Goal
Find every line in the records below that holds the word "time", and copy each one.

— Start Material provided —

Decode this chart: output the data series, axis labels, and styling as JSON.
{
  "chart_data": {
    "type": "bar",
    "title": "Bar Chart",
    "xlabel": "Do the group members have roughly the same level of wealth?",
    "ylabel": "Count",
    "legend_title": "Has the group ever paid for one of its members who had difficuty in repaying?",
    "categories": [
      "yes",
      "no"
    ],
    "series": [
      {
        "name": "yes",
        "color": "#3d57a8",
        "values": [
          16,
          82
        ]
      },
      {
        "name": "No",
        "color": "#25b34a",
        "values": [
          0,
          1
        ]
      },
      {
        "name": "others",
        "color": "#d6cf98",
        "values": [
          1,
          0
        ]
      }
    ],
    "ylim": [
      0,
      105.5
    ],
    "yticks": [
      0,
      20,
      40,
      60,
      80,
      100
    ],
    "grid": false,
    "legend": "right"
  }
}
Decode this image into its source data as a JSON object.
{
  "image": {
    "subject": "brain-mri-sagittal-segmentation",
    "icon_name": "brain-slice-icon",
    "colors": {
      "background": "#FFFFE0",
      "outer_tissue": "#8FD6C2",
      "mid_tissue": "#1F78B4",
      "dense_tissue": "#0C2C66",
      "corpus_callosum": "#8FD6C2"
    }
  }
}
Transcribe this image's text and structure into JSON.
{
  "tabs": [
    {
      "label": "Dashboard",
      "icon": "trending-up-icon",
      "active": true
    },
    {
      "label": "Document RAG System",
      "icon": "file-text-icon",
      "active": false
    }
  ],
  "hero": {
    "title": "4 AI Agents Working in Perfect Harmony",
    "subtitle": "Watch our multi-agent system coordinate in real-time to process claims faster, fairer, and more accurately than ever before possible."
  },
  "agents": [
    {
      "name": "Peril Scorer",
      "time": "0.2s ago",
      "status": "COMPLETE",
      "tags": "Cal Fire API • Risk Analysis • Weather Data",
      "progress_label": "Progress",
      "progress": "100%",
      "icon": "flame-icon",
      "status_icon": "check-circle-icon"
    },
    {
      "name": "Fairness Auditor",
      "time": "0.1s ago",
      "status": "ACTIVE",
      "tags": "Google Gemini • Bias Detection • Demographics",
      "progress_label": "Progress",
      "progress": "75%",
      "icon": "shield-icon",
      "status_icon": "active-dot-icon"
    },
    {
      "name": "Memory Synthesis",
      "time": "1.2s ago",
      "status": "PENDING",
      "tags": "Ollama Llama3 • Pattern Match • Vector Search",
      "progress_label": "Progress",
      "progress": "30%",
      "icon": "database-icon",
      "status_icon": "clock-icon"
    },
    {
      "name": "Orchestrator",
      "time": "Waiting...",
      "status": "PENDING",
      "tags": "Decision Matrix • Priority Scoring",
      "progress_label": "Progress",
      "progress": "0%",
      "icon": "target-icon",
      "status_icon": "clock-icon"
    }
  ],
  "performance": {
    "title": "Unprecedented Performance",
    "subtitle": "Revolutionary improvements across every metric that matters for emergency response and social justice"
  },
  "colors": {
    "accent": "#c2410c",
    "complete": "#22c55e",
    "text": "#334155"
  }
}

— End Material provided —

Result
    "subtitle": "Watch our multi-agent system coordinate in real-time to process claims faster, fairer, and more accurately than ever before possible."
      "time": "0.2s ago",
      "time": "0.1s ago",
      "time": "1.2s ago",
      "time": "Waiting...",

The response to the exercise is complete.